-- begin RECORDS TO USE --

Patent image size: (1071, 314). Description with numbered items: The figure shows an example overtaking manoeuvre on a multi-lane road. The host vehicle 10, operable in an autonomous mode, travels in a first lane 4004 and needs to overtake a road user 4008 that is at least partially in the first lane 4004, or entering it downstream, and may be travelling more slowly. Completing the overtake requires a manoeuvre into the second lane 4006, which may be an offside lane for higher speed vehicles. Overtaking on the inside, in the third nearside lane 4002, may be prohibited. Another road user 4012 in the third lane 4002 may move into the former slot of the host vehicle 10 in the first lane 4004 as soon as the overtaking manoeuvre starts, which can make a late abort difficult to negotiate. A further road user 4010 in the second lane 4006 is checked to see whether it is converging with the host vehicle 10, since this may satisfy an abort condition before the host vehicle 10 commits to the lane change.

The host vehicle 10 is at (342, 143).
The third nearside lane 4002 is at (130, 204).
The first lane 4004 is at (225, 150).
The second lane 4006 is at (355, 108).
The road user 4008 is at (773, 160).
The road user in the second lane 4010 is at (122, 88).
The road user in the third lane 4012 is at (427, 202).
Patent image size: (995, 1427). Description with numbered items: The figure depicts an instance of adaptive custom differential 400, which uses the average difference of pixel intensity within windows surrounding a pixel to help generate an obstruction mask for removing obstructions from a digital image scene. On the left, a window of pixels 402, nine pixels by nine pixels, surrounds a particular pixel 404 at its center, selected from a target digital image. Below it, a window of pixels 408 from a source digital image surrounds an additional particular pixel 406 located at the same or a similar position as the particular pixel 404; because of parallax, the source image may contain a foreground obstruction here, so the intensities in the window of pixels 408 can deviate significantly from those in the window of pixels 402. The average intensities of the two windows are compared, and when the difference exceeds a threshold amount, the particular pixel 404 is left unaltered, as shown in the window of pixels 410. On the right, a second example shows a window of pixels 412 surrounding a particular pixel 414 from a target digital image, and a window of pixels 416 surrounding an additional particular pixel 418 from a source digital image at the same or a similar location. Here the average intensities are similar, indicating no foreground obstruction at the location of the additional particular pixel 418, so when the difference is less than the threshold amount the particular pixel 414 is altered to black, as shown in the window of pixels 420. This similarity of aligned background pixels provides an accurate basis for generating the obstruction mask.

-- end RECORDS TO USE --

TO DO: Arrange every line of the listing into a Markdown table with the columns Row and Line, numbering the rows and omitting blank lines.

TASK RESULT:
| Row | Line |
|---|---|
| 1 | Patent image size: (1071, 314). Description with numbered items: The figure shows an example overtaking manoeuvre on a multi-lane road. The host vehicle 10, operable in an autonomous mode, travels in a first lane 4004 and needs to overtake a road user 4008 that is at least partially in the first lane 4004, or entering it downstream, and may be travelling more slowly. Completing the overtake requires a manoeuvre into the second lane 4006, which may be an offside lane for higher speed vehicles. Overtaking on the inside, in the third nearside lane 4002, may be prohibited. Another road user 4012 in the third lane 4002 may move into the former slot of the host vehicle 10 in the first lane 4004 as soon as the overtaking manoeuvre starts, which can make a late abort difficult to negotiate. A further road user 4010 in the second lane 4006 is checked to see whether it is converging with the host vehicle 10, since this may satisfy an abort condition before the host vehicle 10 commits to the lane change. |
| 2 | The host vehicle 10 is at (342, 143). |
| 3 | The third nearside lane 4002 is at (130, 204). |
| 4 | The first lane 4004 is at (225, 150). |
| 5 | The second lane 4006 is at (355, 108). |
| 6 | The road user 4008 is at (773, 160). |
| 7 | The road user in the second lane 4010 is at (122, 88). |
| 8 | The road user in the third lane 4012 is at (427, 202). |
| 9 | Patent image size: (995, 1427). Description with numbered items: The figure depicts an instance of adaptive custom differential 400, which uses the average difference of pixel intensity within windows surrounding a pixel to help generate an obstruction mask for removing obstructions from a digital image scene. On the left, a window of pixels 402, nine pixels by nine pixels, surrounds a particular pixel 404 at its center, selected from a target digital image. Below it, a window of pixels 408 from a source digital image surrounds an additional particular pixel 406 located at the same or a similar position as the particular pixel 404; because of parallax, the source image may contain a foreground obstruction here, so the intensities in the window of pixels 408 can deviate significantly from those in the window of pixels 402. The average intensities of the two windows are compared, and when the difference exceeds a threshold amount, the particular pixel 404 is left unaltered, as shown in the window of pixels 410. On the right, a second example shows a window of pixels 412 surrounding a particular pixel 414 from a target digital image, and a window of pixels 416 surrounding an additional particular pixel 418 from a source digital image at the same or a similar location. Here the average intensities are similar, indicating no foreground obstruction at the location of the additional particular pixel 418, so when the difference is less than the threshold amount the particular pixel 414 is altered to black, as shown in the window of pixels 420. This similarity of aligned background pixels provides an accurate basis for generating the obstruction mask. |